» EXERCISE
Drop the pictures from the entries below, then reproduce the rest exactly.

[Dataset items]
==============================
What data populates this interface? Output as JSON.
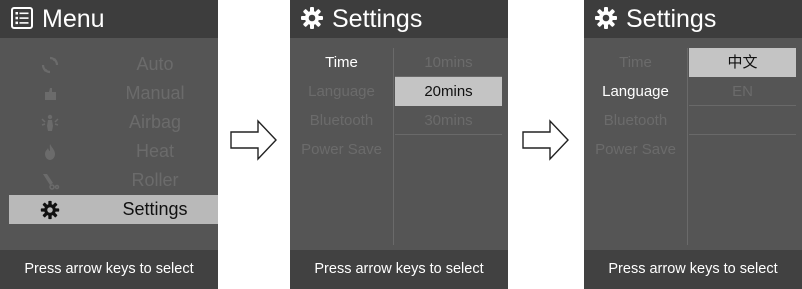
{
  "screens": [
    {
      "title": "Menu",
      "title_icon": "list-icon",
      "items": [
        {
          "label": "Auto",
          "icon": "cycle-icon"
        },
        {
          "label": "Manual",
          "icon": "hand-icon"
        },
        {
          "label": "Airbag",
          "icon": "airbag-icon"
        },
        {
          "label": "Heat",
          "icon": "flame-icon"
        },
        {
          "label": "Roller",
          "icon": "roller-icon"
        },
        {
          "label": "Settings",
          "icon": "gear-icon",
          "selected": true
        }
      ],
      "footer": "Press arrow keys to select"
    },
    {
      "title": "Settings",
      "title_icon": "gear-icon",
      "categories": [
        "Time",
        "Language",
        "Bluetooth",
        "Power Save"
      ],
      "active_category": "Time",
      "options": [
        "10mins",
        "20mins",
        "30mins"
      ],
      "selected_option": "20mins",
      "footer": "Press arrow keys to select"
    },
    {
      "title": "Settings",
      "title_icon": "gear-icon",
      "categories": [
        "Time",
        "Language",
        "Bluetooth",
        "Power Save"
      ],
      "active_category": "Language",
      "options": [
        "中文",
        "EN"
      ],
      "selected_option": "中文",
      "footer": "Press arrow keys to select"
    }
  ],
  "colors": {
    "header_bg": "#3d3d3d",
    "body_bg": "#555555",
    "footer_bg": "#414141",
    "selection_bg": "#b9b9b9",
    "dim_text": "#6b6b6b",
    "active_text": "#ffffff"
  }
}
==============================
» RESPONSE TO THE TASK
What data populates this interface? Output as JSON.
{
  "screens": [
    {
      "title": "Menu",
      "title_icon": "list-icon",
      "items": [
        {
          "label": "Auto",
          "icon": "cycle-icon"
        },
        {
          "label": "Manual",
          "icon": "hand-icon"
        },
        {
          "label": "Airbag",
          "icon": "airbag-icon"
        },
        {
          "label": "Heat",
          "icon": "flame-icon"
        },
        {
          "label": "Roller",
          "icon": "roller-icon"
        },
        {
          "label": "Settings",
          "icon": "gear-icon",
          "selected": true
        }
      ],
      "footer": "Press arrow keys to select"
    },
    {
      "title": "Settings",
      "title_icon": "gear-icon",
      "categories": [
        "Time",
        "Language",
        "Bluetooth",
        "Power Save"
      ],
      "active_category": "Time",
      "options": [
        "10mins",
        "20mins",
        "30mins"
      ],
      "selected_option": "20mins",
      "footer": "Press arrow keys to select"
    },
    {
      "title": "Settings",
      "title_icon": "gear-icon",
      "categories": [
        "Time",
        "Language",
        "Bluetooth",
        "Power Save"
      ],
      "active_category": "Language",
      "options": [
        "中文",
        "EN"
      ],
      "selected_option": "中文",
      "footer": "Press arrow keys to select"
    }
  ],
  "colors": {
    "header_bg": "#3d3d3d",
    "body_bg": "#555555",
    "footer_bg": "#414141",
    "selection_bg": "#b9b9b9",
    "dim_text": "#6b6b6b",
    "active_text": "#ffffff"
  }
}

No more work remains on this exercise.